Task statement: Write out the lines below without any change, starting with the first one and going on through the line that contains "click-text: 📊 Click", with both of those lines included.

Layout region records:
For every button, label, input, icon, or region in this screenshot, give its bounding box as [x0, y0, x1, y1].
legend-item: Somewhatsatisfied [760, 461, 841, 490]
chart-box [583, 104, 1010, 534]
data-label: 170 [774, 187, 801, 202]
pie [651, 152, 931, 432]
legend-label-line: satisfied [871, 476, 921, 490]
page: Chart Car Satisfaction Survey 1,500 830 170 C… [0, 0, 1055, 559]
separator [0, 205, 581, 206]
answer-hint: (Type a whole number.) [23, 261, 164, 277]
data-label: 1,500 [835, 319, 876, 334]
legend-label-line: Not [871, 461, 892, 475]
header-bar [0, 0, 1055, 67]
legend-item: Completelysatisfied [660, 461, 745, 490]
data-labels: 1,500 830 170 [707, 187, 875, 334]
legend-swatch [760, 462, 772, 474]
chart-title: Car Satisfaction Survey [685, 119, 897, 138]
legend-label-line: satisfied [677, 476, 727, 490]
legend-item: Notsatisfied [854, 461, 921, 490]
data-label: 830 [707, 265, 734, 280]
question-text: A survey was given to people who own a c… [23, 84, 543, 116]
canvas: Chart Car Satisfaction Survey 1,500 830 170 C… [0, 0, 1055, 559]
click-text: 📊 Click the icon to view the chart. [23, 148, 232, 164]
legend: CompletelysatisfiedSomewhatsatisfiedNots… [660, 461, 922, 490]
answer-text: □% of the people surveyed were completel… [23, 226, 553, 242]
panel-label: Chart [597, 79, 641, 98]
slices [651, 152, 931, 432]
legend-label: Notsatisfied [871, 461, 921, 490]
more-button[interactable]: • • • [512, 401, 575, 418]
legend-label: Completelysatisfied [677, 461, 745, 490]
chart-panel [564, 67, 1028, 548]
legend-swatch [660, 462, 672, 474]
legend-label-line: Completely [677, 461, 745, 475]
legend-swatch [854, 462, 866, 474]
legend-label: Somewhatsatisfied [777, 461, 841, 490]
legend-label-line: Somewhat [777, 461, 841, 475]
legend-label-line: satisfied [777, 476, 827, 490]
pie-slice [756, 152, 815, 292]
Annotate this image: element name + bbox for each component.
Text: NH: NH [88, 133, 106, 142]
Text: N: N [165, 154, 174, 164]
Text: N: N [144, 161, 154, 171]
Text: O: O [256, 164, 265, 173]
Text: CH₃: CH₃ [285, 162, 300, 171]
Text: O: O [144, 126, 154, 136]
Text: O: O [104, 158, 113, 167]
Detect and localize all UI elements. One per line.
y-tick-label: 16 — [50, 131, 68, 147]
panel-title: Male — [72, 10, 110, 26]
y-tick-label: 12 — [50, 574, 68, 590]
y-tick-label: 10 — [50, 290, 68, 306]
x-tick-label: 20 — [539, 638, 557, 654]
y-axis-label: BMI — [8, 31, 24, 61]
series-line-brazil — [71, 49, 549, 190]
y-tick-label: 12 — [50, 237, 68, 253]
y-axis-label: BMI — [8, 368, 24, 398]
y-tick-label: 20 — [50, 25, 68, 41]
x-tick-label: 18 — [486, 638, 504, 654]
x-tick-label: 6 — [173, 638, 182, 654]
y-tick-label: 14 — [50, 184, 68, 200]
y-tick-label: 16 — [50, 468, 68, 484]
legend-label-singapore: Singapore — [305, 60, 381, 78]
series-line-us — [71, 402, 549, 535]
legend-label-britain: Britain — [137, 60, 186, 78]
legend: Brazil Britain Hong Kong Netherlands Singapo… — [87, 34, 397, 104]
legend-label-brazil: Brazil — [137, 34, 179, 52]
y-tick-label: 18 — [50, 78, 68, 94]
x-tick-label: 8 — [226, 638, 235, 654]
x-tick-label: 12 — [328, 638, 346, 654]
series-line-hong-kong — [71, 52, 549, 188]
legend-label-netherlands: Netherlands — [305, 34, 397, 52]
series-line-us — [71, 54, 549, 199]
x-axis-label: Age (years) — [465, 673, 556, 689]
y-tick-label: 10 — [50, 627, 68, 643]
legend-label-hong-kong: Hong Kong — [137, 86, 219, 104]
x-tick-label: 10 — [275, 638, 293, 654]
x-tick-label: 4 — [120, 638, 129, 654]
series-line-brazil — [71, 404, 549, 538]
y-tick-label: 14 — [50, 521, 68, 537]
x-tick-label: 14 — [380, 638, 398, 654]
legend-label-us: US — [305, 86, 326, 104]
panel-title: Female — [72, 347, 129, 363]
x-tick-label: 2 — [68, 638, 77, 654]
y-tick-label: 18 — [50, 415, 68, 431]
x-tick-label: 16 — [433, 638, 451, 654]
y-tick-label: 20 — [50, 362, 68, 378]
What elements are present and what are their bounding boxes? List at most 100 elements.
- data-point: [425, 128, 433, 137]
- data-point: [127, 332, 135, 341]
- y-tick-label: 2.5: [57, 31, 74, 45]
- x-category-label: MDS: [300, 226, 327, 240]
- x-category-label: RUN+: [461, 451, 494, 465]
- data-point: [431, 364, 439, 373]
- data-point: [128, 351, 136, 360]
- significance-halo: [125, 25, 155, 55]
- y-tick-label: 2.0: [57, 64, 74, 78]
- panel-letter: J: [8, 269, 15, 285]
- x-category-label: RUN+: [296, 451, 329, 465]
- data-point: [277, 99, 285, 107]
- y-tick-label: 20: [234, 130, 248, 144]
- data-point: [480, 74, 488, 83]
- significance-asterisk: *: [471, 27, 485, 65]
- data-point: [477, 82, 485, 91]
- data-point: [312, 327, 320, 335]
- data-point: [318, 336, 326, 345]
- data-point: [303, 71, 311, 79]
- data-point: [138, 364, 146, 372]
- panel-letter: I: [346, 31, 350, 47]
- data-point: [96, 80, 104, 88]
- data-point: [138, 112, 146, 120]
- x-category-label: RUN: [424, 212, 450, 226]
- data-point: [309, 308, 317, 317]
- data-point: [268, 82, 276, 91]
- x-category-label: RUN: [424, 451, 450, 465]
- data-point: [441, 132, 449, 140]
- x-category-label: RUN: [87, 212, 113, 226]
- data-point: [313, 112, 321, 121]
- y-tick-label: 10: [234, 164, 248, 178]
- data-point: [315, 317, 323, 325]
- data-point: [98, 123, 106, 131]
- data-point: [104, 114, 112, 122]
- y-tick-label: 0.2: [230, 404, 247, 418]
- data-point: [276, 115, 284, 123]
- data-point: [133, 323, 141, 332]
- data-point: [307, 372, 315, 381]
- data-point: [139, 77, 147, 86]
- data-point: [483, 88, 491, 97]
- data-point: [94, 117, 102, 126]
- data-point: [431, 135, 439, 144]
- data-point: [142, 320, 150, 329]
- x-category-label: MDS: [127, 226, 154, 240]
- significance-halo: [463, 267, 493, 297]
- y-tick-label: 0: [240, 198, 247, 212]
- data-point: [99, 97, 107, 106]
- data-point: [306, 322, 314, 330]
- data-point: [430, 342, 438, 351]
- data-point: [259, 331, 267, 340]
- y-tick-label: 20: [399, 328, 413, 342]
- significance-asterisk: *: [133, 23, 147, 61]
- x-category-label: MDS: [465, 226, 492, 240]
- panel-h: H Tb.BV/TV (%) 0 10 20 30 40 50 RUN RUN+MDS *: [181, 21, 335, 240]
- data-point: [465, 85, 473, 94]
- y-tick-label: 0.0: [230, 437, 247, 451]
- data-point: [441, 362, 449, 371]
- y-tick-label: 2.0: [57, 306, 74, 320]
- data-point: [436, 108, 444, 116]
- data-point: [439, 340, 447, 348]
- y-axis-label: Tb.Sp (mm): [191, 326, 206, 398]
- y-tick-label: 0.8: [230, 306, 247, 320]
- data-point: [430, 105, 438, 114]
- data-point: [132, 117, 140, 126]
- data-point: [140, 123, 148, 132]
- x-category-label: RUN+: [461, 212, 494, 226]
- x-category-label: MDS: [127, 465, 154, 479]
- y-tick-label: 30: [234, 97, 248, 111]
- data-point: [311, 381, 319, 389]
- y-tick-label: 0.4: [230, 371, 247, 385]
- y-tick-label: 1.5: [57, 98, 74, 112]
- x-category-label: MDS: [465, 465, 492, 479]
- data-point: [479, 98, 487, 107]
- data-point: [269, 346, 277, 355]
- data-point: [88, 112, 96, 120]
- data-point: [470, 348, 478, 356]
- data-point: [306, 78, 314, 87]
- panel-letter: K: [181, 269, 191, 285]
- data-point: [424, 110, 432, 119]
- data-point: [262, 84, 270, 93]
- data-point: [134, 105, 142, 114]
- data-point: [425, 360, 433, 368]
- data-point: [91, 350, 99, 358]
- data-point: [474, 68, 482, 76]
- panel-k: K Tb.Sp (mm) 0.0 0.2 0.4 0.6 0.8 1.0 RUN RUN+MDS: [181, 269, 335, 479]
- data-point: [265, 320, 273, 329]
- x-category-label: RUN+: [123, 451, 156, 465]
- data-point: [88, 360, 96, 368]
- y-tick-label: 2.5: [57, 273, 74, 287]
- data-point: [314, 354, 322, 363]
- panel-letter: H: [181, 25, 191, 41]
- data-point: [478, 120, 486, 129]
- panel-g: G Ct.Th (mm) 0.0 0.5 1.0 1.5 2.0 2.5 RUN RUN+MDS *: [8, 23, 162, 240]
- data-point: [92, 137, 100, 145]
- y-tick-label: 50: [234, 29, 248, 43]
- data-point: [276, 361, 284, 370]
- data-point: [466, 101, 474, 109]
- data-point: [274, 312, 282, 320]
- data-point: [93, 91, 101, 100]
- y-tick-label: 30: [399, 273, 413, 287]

Solution for this task:
For every button, label, input, icon, or region in this screenshot, give its bounding box as [x0, y0, x1, y1].
legend-item: Somewhatsatisfied [760, 461, 841, 490]
chart-box [583, 104, 1010, 534]
data-label: 170 [774, 187, 801, 202]
pie [651, 152, 931, 432]
legend-label-line: satisfied [871, 476, 921, 490]
page: Chart Car Satisfaction Survey 1,500 830 170 C… [0, 0, 1055, 559]
separator [0, 205, 581, 206]
answer-hint: (Type a whole number.) [23, 261, 164, 277]
data-label: 1,500 [835, 319, 876, 334]
legend-label-line: Not [871, 461, 892, 475]
header-bar [0, 0, 1055, 67]
legend-item: Completelysatisfied [660, 461, 745, 490]
data-labels: 1,500 830 170 [707, 187, 875, 334]
legend-swatch [760, 462, 772, 474]
chart-title: Car Satisfaction Survey [685, 119, 897, 138]
legend-label-line: satisfied [677, 476, 727, 490]
legend-item: Notsatisfied [854, 461, 921, 490]
data-label: 830 [707, 265, 734, 280]
question-text: A survey was given to people who own a c… [23, 84, 543, 116]
canvas: Chart Car Satisfaction Survey 1,500 830 170 C… [0, 0, 1055, 559]
click-text: 📊 Click the icon to view the chart. [23, 148, 232, 164]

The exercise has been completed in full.